▶ **Given request A**: List the conformance levels that one user could not find a way to set, according to the passage on user feedback about an accessibility checking tool below.

Regarding whether the tool provides clear information on its limitations (Q12), 11 users incorrectly answered yes, the remaining 7 answered no: among them, 4 users explicitly declared not to have found it, the remaining 3 complained that this information is provided only in an implicit manner and further clarity should be added.

Among the aspects that users appreciated most (Q13), they mentioned the fact that the tool indicates what it cannot check, and emphasizes that additional manual tests should be done on specific elements (N = 3), the result presentation is immediate, concise and overall easy to use (N = 3) and also uses icons to categorize the type of results, the links available for further inspection (N = 3), the categorization of the errors according to the various concerned aspects (N = 2), the visualization of the global level of accessibility (N = 2), the fact that it lists the items that passed the automatic check, those that need further manual check, and those that are non-applicable.

Among the aspects that were not liked (Q14) the answers were varied as well. Three users complained about issues connected with standards: in particular, one complained that the tool refers only to ARIA standard, one complained about the lack of clarity on the specific standard referred, and another user declared to have not found any possibility to set the conformance level (“A”, “AA”, “AAA”). Three users complained about aspects related to problem resolution, in particular the need to give more information about how to concretely solve the errors. Moreover, aspects related to errors were mentioned by users. In particular, two users said that it was not clear which elements generate errors, nor were the referred criteria clear. Another user complained about the fact that Lighthouse does not clearly indicate the errors and warnings and also the associated descriptions are a bit difficult to understand. Another user highlighted the inability to have the results of the analysis shown directly in the page and within the code. Five users raised concerns associated with the usability, intuitiveness and the clarity of the tool and the provided visualizations. A couple of users pointed out that the presentation of results done with the accordion-like widgets was very minimal. Another user noted that if a user exploits a small monitor, it could be difficult to see the long list of results that the tool often provides, especially because the top part of the UI is occupied by the preview; three users raised concerns associated with the limitations of the validation, which they found unclear.

▶ **Given request B**: Arrange the lines of the records as a numbered list, starting with the first line of the records and going on through the line that contains "- chevron-down-icon[interactable]: ▼: [52, 86, 62, 107]". Leave out blank lines.

▶ **Records supplied**:
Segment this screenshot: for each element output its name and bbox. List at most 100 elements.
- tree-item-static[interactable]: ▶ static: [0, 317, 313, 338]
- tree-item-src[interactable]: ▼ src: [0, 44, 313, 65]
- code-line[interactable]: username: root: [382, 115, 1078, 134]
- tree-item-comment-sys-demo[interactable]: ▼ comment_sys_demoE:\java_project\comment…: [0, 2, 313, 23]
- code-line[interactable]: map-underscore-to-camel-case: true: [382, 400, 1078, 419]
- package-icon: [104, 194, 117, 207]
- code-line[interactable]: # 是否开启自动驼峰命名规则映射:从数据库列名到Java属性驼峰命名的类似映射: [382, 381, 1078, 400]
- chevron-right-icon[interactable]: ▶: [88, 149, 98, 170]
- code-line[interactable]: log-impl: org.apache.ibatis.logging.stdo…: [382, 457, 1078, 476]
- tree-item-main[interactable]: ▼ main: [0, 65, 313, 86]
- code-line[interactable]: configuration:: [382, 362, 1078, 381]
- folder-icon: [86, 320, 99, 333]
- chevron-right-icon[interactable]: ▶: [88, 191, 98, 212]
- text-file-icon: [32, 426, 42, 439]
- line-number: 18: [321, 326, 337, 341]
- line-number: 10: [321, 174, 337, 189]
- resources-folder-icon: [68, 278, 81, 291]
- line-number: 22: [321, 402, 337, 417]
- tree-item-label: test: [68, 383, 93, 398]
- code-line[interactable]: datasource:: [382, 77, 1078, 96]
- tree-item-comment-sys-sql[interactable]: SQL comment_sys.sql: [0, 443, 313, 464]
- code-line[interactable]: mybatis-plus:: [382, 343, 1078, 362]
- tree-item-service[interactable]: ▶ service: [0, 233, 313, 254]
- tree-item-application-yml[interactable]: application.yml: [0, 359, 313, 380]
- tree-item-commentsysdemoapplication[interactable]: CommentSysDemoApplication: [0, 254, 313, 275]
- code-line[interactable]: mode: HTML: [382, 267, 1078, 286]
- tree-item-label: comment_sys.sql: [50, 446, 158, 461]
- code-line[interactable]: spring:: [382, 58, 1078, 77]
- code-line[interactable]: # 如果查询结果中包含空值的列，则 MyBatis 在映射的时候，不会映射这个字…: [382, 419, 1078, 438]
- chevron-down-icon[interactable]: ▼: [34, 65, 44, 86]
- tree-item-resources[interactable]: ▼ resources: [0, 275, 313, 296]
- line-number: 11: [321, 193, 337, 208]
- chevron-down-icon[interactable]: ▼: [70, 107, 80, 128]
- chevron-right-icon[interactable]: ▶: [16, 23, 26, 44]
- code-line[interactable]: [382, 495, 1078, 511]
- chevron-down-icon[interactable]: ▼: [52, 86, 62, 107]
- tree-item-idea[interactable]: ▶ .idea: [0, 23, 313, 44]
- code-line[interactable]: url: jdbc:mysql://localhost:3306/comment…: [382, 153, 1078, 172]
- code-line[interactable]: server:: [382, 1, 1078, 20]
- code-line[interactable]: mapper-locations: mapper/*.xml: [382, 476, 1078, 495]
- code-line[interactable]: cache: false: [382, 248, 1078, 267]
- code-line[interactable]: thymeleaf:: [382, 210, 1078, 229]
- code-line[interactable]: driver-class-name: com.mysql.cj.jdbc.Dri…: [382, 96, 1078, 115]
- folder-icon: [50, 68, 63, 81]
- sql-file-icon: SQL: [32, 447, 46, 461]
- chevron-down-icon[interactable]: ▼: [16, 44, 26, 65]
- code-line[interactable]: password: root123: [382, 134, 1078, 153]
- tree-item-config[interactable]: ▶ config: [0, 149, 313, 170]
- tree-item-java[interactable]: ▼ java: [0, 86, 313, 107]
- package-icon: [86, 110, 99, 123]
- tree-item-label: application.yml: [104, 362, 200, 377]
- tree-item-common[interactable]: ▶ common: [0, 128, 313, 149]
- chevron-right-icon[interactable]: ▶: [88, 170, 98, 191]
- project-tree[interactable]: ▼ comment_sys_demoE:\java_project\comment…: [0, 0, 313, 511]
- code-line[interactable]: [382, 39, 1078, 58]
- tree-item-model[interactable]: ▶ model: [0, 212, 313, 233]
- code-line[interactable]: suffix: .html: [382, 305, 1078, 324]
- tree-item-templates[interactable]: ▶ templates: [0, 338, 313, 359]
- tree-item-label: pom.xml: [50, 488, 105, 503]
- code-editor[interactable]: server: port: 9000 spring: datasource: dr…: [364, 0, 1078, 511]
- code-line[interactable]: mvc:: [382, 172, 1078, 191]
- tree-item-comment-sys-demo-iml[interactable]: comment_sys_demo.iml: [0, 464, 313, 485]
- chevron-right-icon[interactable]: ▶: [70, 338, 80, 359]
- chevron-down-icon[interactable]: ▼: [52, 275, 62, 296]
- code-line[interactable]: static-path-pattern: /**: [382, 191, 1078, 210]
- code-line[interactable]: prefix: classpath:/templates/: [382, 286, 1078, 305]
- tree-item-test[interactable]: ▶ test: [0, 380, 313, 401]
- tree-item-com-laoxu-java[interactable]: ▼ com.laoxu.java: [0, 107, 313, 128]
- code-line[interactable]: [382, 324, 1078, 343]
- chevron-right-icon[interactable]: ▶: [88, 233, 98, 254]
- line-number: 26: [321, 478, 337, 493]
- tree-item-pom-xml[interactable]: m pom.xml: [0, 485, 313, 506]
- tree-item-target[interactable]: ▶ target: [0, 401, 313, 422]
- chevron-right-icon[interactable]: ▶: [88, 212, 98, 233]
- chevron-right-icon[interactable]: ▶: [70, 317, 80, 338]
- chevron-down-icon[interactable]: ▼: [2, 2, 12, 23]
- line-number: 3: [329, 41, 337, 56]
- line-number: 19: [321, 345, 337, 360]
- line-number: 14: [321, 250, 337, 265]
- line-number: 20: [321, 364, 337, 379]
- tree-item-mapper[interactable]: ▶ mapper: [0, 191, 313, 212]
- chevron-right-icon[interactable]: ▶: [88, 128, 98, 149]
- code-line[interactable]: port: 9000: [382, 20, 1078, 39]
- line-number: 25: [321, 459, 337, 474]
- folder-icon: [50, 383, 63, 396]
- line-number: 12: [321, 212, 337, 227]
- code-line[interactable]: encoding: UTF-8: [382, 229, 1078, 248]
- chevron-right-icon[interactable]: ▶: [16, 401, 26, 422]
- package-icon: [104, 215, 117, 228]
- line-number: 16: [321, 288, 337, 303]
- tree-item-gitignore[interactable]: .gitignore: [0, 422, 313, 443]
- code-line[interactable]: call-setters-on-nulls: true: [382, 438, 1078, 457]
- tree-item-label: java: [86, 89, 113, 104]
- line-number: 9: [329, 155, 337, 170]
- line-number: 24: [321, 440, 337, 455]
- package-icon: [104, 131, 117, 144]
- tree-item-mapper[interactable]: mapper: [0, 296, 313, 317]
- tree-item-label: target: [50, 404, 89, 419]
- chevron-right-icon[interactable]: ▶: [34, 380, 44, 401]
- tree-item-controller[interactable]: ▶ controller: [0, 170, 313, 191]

▶ **Full answer A**: "A", "AA", "AAA"

▶ **Full answer B**:
1. Segment this screenshot: for each element output its name and bbox. List at most 100 elements.
2. - tree-item-static[interactable]: ▶ static: [0, 317, 313, 338]
3. - tree-item-src[interactable]: ▼ src: [0, 44, 313, 65]
4. - code-line[interactable]: username: root: [382, 115, 1078, 134]
5. - tree-item-comment-sys-demo[interactable]: ▼ comment_sys_demoE:\java_project\comment…: [0, 2, 313, 23]
6. - code-line[interactable]: map-underscore-to-camel-case: true: [382, 400, 1078, 419]
7. - package-icon: [104, 194, 117, 207]
8. - code-line[interactable]: # 是否开启自动驼峰命名规则映射:从数据库列名到Java属性驼峰命名的类似映射: [382, 381, 1078, 400]
9. - chevron-right-icon[interactable]: ▶: [88, 149, 98, 170]
10. - code-line[interactable]: log-impl: org.apache.ibatis.logging.stdo…: [382, 457, 1078, 476]
11. - tree-item-main[interactable]: ▼ main: [0, 65, 313, 86]
12. - code-line[interactable]: configuration:: [382, 362, 1078, 381]
13. - folder-icon: [86, 320, 99, 333]
14. - chevron-right-icon[interactable]: ▶: [88, 191, 98, 212]
15. - text-file-icon: [32, 426, 42, 439]
16. - line-number: 18: [321, 326, 337, 341]
17. - line-number: 10: [321, 174, 337, 189]
18. - resources-folder-icon: [68, 278, 81, 291]
19. - line-number: 22: [321, 402, 337, 417]
20. - tree-item-label: test: [68, 383, 93, 398]
21. - code-line[interactable]: datasource:: [382, 77, 1078, 96]
22. - tree-item-comment-sys-sql[interactable]: SQL comment_sys.sql: [0, 443, 313, 464]
23. - code-line[interactable]: mybatis-plus:: [382, 343, 1078, 362]
24. - tree-item-service[interactable]: ▶ service: [0, 233, 313, 254]
25. - tree-item-application-yml[interactable]: application.yml: [0, 359, 313, 380]
26. - tree-item-commentsysdemoapplication[interactable]: CommentSysDemoApplication: [0, 254, 313, 275]
27. - code-line[interactable]: mode: HTML: [382, 267, 1078, 286]
28. - tree-item-label: comment_sys.sql: [50, 446, 158, 461]
29. - code-line[interactable]: spring:: [382, 58, 1078, 77]
30. - code-line[interactable]: # 如果查询结果中包含空值的列，则 MyBatis 在映射的时候，不会映射这个字…: [382, 419, 1078, 438]
31. - chevron-down-icon[interactable]: ▼: [34, 65, 44, 86]
32. - tree-item-resources[interactable]: ▼ resources: [0, 275, 313, 296]
33. - line-number: 11: [321, 193, 337, 208]
34. - chevron-down-icon[interactable]: ▼: [70, 107, 80, 128]
35. - chevron-right-icon[interactable]: ▶: [16, 23, 26, 44]
36. - code-line[interactable]: [382, 495, 1078, 511]
37. - chevron-down-icon[interactable]: ▼: [52, 86, 62, 107]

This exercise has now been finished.